begin

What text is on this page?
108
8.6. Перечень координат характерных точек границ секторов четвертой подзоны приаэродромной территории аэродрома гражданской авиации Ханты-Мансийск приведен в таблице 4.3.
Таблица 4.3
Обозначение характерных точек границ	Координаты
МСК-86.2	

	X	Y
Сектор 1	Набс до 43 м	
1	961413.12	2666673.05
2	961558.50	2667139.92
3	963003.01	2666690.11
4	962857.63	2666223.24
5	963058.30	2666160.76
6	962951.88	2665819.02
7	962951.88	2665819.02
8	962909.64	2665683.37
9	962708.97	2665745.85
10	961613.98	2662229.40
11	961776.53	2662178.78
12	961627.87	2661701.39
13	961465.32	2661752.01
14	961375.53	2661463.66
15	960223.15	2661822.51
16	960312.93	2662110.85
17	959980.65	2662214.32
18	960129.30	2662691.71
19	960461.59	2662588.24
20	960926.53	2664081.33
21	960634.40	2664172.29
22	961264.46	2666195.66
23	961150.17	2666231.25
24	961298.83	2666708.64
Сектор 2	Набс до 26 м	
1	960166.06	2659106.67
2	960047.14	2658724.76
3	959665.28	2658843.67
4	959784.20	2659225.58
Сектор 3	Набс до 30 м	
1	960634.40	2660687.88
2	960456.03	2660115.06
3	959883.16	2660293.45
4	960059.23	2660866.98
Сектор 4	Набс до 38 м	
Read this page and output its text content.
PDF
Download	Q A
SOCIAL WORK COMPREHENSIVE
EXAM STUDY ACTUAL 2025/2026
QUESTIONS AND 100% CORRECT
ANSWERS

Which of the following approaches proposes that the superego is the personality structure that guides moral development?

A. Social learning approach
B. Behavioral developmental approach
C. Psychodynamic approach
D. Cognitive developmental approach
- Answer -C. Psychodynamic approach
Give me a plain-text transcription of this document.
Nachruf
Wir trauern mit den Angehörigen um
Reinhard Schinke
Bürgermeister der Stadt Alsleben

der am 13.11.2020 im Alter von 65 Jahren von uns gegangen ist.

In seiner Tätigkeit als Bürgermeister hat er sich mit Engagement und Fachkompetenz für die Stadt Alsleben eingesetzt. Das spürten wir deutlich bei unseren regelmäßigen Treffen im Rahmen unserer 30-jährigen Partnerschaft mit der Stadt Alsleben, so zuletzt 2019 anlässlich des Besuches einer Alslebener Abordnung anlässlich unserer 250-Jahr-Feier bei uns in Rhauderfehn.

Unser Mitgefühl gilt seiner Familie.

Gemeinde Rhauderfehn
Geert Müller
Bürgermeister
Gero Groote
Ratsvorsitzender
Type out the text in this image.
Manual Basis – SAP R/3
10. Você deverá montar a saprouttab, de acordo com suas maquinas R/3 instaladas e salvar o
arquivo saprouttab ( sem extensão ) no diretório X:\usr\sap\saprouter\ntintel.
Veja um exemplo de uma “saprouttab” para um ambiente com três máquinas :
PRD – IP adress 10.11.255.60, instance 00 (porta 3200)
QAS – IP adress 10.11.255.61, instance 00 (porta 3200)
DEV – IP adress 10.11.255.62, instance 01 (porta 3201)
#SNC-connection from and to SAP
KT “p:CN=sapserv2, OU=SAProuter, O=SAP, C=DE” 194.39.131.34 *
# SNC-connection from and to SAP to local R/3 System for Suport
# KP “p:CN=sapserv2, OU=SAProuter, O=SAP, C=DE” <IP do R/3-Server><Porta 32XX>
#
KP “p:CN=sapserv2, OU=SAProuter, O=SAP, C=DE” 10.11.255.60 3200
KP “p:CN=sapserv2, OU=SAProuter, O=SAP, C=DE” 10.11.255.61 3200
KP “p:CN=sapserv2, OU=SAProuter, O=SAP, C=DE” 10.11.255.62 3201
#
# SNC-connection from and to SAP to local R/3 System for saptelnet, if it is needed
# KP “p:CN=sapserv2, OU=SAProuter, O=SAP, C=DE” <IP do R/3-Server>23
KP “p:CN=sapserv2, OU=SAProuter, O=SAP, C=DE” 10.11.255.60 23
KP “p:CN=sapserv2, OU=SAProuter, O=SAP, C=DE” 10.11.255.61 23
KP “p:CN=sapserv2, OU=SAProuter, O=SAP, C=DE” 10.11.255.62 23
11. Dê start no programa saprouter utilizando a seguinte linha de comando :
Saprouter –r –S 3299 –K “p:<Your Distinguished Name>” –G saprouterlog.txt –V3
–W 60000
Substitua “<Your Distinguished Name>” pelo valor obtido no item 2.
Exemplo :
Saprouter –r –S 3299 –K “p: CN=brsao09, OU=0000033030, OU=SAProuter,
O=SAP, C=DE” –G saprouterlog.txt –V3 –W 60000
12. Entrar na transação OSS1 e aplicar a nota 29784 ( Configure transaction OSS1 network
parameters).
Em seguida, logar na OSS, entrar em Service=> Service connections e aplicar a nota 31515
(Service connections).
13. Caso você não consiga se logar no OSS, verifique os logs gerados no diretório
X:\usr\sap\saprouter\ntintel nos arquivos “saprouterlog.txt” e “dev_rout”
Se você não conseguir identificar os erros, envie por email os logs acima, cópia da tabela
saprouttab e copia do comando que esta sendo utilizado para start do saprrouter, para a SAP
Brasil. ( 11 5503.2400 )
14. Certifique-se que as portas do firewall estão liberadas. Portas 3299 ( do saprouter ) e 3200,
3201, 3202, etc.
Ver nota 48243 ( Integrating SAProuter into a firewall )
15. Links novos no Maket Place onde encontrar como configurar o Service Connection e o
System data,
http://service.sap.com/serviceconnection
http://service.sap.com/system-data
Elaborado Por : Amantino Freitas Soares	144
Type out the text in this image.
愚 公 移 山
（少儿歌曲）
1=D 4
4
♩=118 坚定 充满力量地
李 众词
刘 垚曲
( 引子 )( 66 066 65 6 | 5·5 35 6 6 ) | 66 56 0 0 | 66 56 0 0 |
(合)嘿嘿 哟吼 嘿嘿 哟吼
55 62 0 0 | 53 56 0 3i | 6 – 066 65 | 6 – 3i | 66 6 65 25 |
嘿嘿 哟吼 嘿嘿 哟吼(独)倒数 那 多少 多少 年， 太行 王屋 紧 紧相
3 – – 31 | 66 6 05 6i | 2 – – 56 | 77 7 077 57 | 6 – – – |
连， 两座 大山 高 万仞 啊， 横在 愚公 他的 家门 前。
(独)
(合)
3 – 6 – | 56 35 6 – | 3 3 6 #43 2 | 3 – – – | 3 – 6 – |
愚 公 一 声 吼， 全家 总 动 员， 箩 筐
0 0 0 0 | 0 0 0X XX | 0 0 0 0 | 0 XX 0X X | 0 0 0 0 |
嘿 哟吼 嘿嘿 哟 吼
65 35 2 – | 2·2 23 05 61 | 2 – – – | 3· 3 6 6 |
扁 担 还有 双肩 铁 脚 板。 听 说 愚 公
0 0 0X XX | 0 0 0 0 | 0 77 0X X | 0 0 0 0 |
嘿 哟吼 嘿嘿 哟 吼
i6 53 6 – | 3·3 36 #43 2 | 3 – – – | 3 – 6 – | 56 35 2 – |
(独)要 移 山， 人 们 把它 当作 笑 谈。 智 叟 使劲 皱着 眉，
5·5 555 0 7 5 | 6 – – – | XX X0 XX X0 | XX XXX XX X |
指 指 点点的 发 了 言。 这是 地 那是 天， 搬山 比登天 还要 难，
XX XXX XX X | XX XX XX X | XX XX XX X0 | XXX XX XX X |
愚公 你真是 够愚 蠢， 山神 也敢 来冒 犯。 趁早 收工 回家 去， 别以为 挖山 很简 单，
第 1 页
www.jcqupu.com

end

AIM OF THE EXERCISE:
Return solely the number of lines in the data that include the word "page".

ANSWER TO THE TASK:
2